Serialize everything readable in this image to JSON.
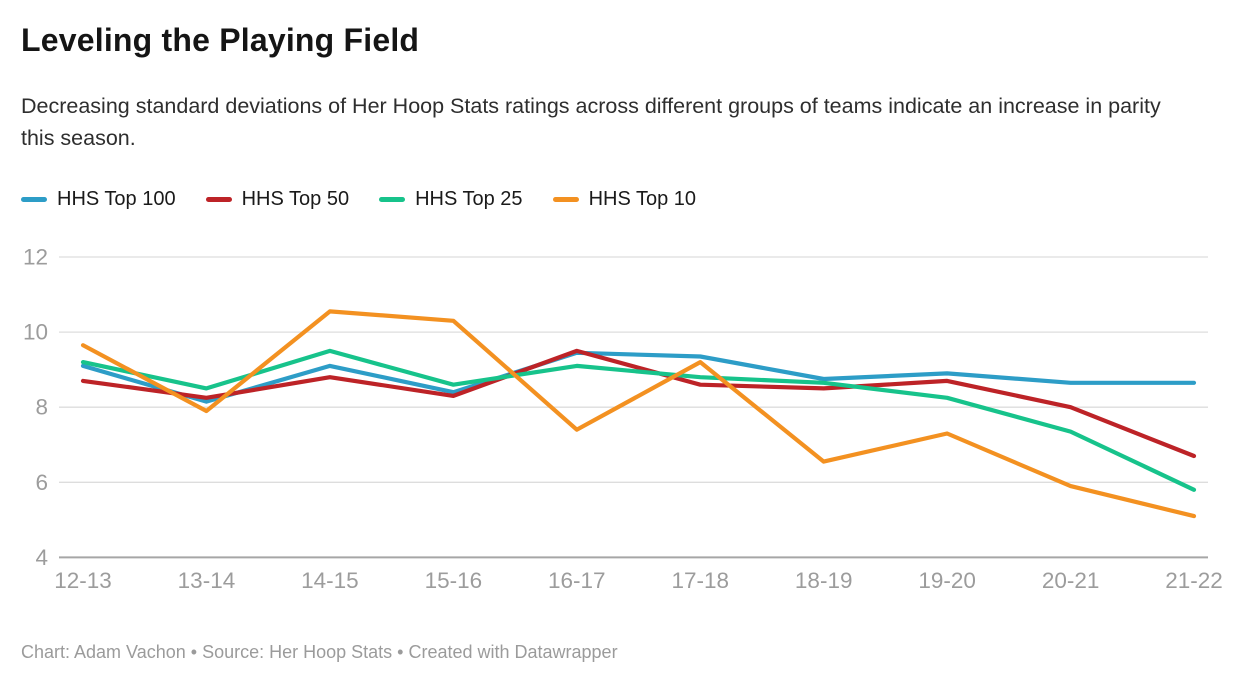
{
  "header": {
    "title": "Leveling the Playing Field",
    "subtitle": "Decreasing standard deviations of Her Hoop Stats ratings across different groups of teams indicate an increase in parity this season."
  },
  "footer": {
    "credit": "Chart: Adam Vachon • Source: Her Hoop Stats • Created with Datawrapper"
  },
  "chart_data": {
    "type": "line",
    "title": "Leveling the Playing Field",
    "subtitle": "Decreasing standard deviations of Her Hoop Stats ratings across different groups of teams indicate an increase in parity this season.",
    "categories": [
      "12-13",
      "13-14",
      "14-15",
      "15-16",
      "16-17",
      "17-18",
      "18-19",
      "19-20",
      "20-21",
      "21-22"
    ],
    "series": [
      {
        "name": "HHS Top 100",
        "color": "#2d9dc7",
        "values": [
          9.1,
          8.15,
          9.1,
          8.4,
          9.45,
          9.35,
          8.75,
          8.9,
          8.65,
          8.65
        ]
      },
      {
        "name": "HHS Top 50",
        "color": "#bd2327",
        "values": [
          8.7,
          8.25,
          8.8,
          8.3,
          9.5,
          8.6,
          8.5,
          8.7,
          8.0,
          6.7
        ]
      },
      {
        "name": "HHS Top 25",
        "color": "#17c38b",
        "values": [
          9.2,
          8.5,
          9.5,
          8.6,
          9.1,
          8.8,
          8.65,
          8.25,
          7.35,
          5.8
        ]
      },
      {
        "name": "HHS Top 10",
        "color": "#f39121",
        "values": [
          9.65,
          7.9,
          10.55,
          10.3,
          7.4,
          9.2,
          6.55,
          7.3,
          5.9,
          5.1
        ]
      }
    ],
    "xlabel": "",
    "ylabel": "",
    "ylim": [
      4,
      12
    ],
    "yticks": [
      12,
      10,
      8,
      6,
      4
    ],
    "grid": true,
    "legend_position": "top",
    "colors": {
      "gridline": "#dddddd",
      "baseline": "#a6a6a6",
      "tick_label": "#9c9c9c"
    }
  }
}
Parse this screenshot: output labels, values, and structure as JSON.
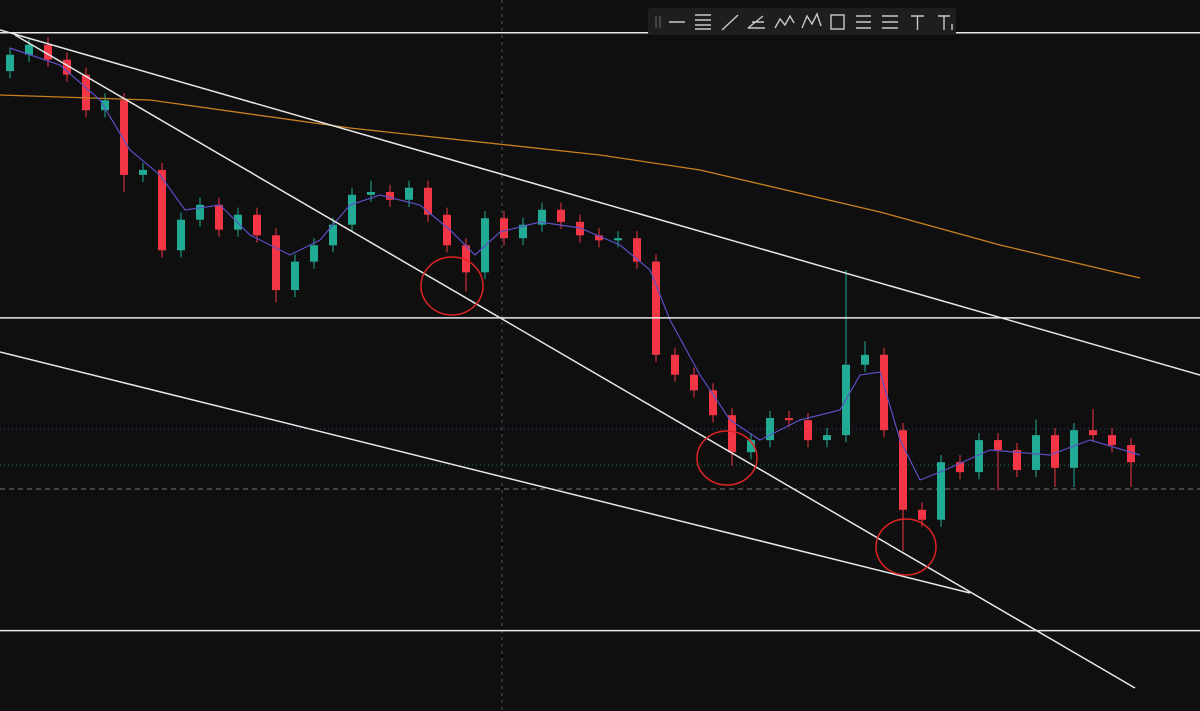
{
  "chart_data": {
    "type": "candlestick",
    "ylim": [
      0,
      100
    ],
    "up_color": "#22ab94",
    "down_color": "#f23645",
    "open": [
      90.0,
      92.3,
      93.7,
      91.6,
      89.5,
      84.5,
      85.9,
      75.4,
      76.1,
      64.8,
      69.1,
      71.2,
      67.7,
      69.8,
      66.9,
      59.2,
      63.2,
      65.5,
      68.4,
      72.6,
      73.0,
      71.9,
      73.6,
      69.8,
      65.5,
      61.7,
      69.3,
      66.5,
      68.4,
      70.5,
      68.8,
      66.9,
      66.2,
      66.5,
      63.2,
      50.1,
      47.3,
      45.1,
      41.6,
      36.4,
      38.1,
      41.2,
      40.9,
      38.1,
      38.8,
      48.7,
      50.1,
      39.5,
      28.3,
      26.9,
      35.0,
      33.6,
      38.1,
      36.7,
      33.9,
      38.8,
      34.2,
      39.5,
      38.8,
      37.4
    ],
    "high": [
      93.3,
      94.7,
      94.7,
      92.6,
      90.5,
      86.9,
      86.9,
      77.1,
      77.1,
      70.1,
      72.2,
      72.2,
      70.8,
      70.8,
      67.9,
      64.2,
      66.5,
      69.4,
      73.6,
      74.6,
      74.0,
      74.6,
      74.6,
      70.8,
      66.5,
      70.3,
      70.3,
      69.4,
      71.5,
      71.5,
      69.8,
      67.9,
      67.5,
      67.5,
      64.2,
      51.1,
      48.3,
      46.1,
      42.6,
      39.1,
      42.2,
      42.2,
      41.9,
      39.8,
      62.0,
      52.0,
      51.1,
      40.5,
      29.3,
      36.0,
      36.0,
      39.1,
      39.1,
      37.7,
      41.0,
      39.8,
      40.5,
      42.5,
      39.8,
      38.4
    ],
    "low": [
      89.0,
      91.3,
      90.6,
      88.5,
      83.5,
      83.5,
      73.0,
      74.4,
      63.8,
      63.8,
      68.1,
      66.7,
      66.7,
      65.9,
      57.5,
      58.2,
      62.2,
      64.5,
      67.4,
      71.6,
      70.9,
      70.9,
      68.8,
      64.5,
      59.0,
      60.7,
      65.5,
      65.5,
      67.4,
      67.8,
      65.9,
      65.2,
      65.2,
      62.2,
      49.1,
      46.3,
      44.1,
      40.6,
      34.5,
      35.4,
      37.1,
      39.9,
      37.1,
      37.1,
      37.8,
      47.7,
      38.5,
      22.5,
      25.9,
      25.9,
      32.6,
      32.6,
      31.0,
      32.9,
      32.9,
      31.5,
      31.5,
      37.8,
      36.4,
      31.5
    ],
    "close": [
      92.3,
      93.7,
      91.6,
      89.5,
      84.5,
      85.9,
      75.4,
      76.1,
      64.8,
      69.1,
      71.2,
      67.7,
      69.8,
      66.9,
      59.2,
      63.2,
      65.5,
      68.4,
      72.6,
      73.0,
      71.9,
      73.6,
      69.8,
      65.5,
      61.7,
      69.3,
      66.5,
      68.4,
      70.5,
      68.8,
      66.9,
      66.2,
      66.5,
      63.2,
      50.1,
      47.3,
      45.1,
      41.6,
      36.4,
      38.1,
      41.2,
      40.9,
      38.1,
      38.8,
      48.7,
      50.1,
      39.5,
      28.3,
      26.9,
      35.0,
      33.6,
      38.1,
      36.7,
      33.9,
      38.8,
      34.2,
      39.5,
      38.8,
      37.4,
      35.0
    ],
    "levels": [
      95.4,
      55.3,
      11.3
    ],
    "level_color": "#e8e8e8"
  }
}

PROBLEM DESCRIPTION | Pictures are excluded; copy every other part of the records exactly.

TASK RESPONSE |
Serialize everything readable in this image to JSON.
{
  "header": {
    "title": "Leveling the Playing Field",
    "subtitle": "Decreasing standard deviations of Her Hoop Stats ratings across different groups of teams indicate an increase in parity this season."
  },
  "footer": {
    "credit": "Chart: Adam Vachon • Source: Her Hoop Stats • Created with Datawrapper"
  },
  "chart_data": {
    "type": "line",
    "title": "Leveling the Playing Field",
    "subtitle": "Decreasing standard deviations of Her Hoop Stats ratings across different groups of teams indicate an increase in parity this season.",
    "categories": [
      "12-13",
      "13-14",
      "14-15",
      "15-16",
      "16-17",
      "17-18",
      "18-19",
      "19-20",
      "20-21",
      "21-22"
    ],
    "series": [
      {
        "name": "HHS Top 100",
        "color": "#2d9dc7",
        "values": [
          9.1,
          8.15,
          9.1,
          8.4,
          9.45,
          9.35,
          8.75,
          8.9,
          8.65,
          8.65
        ]
      },
      {
        "name": "HHS Top 50",
        "color": "#bd2327",
        "values": [
          8.7,
          8.25,
          8.8,
          8.3,
          9.5,
          8.6,
          8.5,
          8.7,
          8.0,
          6.7
        ]
      },
      {
        "name": "HHS Top 25",
        "color": "#17c38b",
        "values": [
          9.2,
          8.5,
          9.5,
          8.6,
          9.1,
          8.8,
          8.65,
          8.25,
          7.35,
          5.8
        ]
      },
      {
        "name": "HHS Top 10",
        "color": "#f39121",
        "values": [
          9.65,
          7.9,
          10.55,
          10.3,
          7.4,
          9.2,
          6.55,
          7.3,
          5.9,
          5.1
        ]
      }
    ],
    "xlabel": "",
    "ylabel": "",
    "ylim": [
      4,
      12
    ],
    "yticks": [
      12,
      10,
      8,
      6,
      4
    ],
    "grid": true,
    "legend_position": "top",
    "colors": {
      "gridline": "#dddddd",
      "baseline": "#a6a6a6",
      "tick_label": "#9c9c9c"
    }
  }
}
Parse this screenshot: output labels, values, and structure as JSON.
{
  "chart_data": {
    "type": "candlestick",
    "ylim": [
      0,
      100
    ],
    "up_color": "#22ab94",
    "down_color": "#f23645",
    "open": [
      90.0,
      92.3,
      93.7,
      91.6,
      89.5,
      84.5,
      85.9,
      75.4,
      76.1,
      64.8,
      69.1,
      71.2,
      67.7,
      69.8,
      66.9,
      59.2,
      63.2,
      65.5,
      68.4,
      72.6,
      73.0,
      71.9,
      73.6,
      69.8,
      65.5,
      61.7,
      69.3,
      66.5,
      68.4,
      70.5,
      68.8,
      66.9,
      66.2,
      66.5,
      63.2,
      50.1,
      47.3,
      45.1,
      41.6,
      36.4,
      38.1,
      41.2,
      40.9,
      38.1,
      38.8,
      48.7,
      50.1,
      39.5,
      28.3,
      26.9,
      35.0,
      33.6,
      38.1,
      36.7,
      33.9,
      38.8,
      34.2,
      39.5,
      38.8,
      37.4
    ],
    "high": [
      93.3,
      94.7,
      94.7,
      92.6,
      90.5,
      86.9,
      86.9,
      77.1,
      77.1,
      70.1,
      72.2,
      72.2,
      70.8,
      70.8,
      67.9,
      64.2,
      66.5,
      69.4,
      73.6,
      74.6,
      74.0,
      74.6,
      74.6,
      70.8,
      66.5,
      70.3,
      70.3,
      69.4,
      71.5,
      71.5,
      69.8,
      67.9,
      67.5,
      67.5,
      64.2,
      51.1,
      48.3,
      46.1,
      42.6,
      39.1,
      42.2,
      42.2,
      41.9,
      39.8,
      62.0,
      52.0,
      51.1,
      40.5,
      29.3,
      36.0,
      36.0,
      39.1,
      39.1,
      37.7,
      41.0,
      39.8,
      40.5,
      42.5,
      39.8,
      38.4
    ],
    "low": [
      89.0,
      91.3,
      90.6,
      88.5,
      83.5,
      83.5,
      73.0,
      74.4,
      63.8,
      63.8,
      68.1,
      66.7,
      66.7,
      65.9,
      57.5,
      58.2,
      62.2,
      64.5,
      67.4,
      71.6,
      70.9,
      70.9,
      68.8,
      64.5,
      59.0,
      60.7,
      65.5,
      65.5,
      67.4,
      67.8,
      65.9,
      65.2,
      65.2,
      62.2,
      49.1,
      46.3,
      44.1,
      40.6,
      34.5,
      35.4,
      37.1,
      39.9,
      37.1,
      37.1,
      37.8,
      47.7,
      38.5,
      22.5,
      25.9,
      25.9,
      32.6,
      32.6,
      31.0,
      32.9,
      32.9,
      31.5,
      31.5,
      37.8,
      36.4,
      31.5
    ],
    "close": [
      92.3,
      93.7,
      91.6,
      89.5,
      84.5,
      85.9,
      75.4,
      76.1,
      64.8,
      69.1,
      71.2,
      67.7,
      69.8,
      66.9,
      59.2,
      63.2,
      65.5,
      68.4,
      72.6,
      73.0,
      71.9,
      73.6,
      69.8,
      65.5,
      61.7,
      69.3,
      66.5,
      68.4,
      70.5,
      68.8,
      66.9,
      66.2,
      66.5,
      63.2,
      50.1,
      47.3,
      45.1,
      41.6,
      36.4,
      38.1,
      41.2,
      40.9,
      38.1,
      38.8,
      48.7,
      50.1,
      39.5,
      28.3,
      26.9,
      35.0,
      33.6,
      38.1,
      36.7,
      33.9,
      38.8,
      34.2,
      39.5,
      38.8,
      37.4,
      35.0
    ],
    "levels": [
      95.4,
      55.3,
      11.3
    ],
    "level_color": "#e8e8e8"
  }
}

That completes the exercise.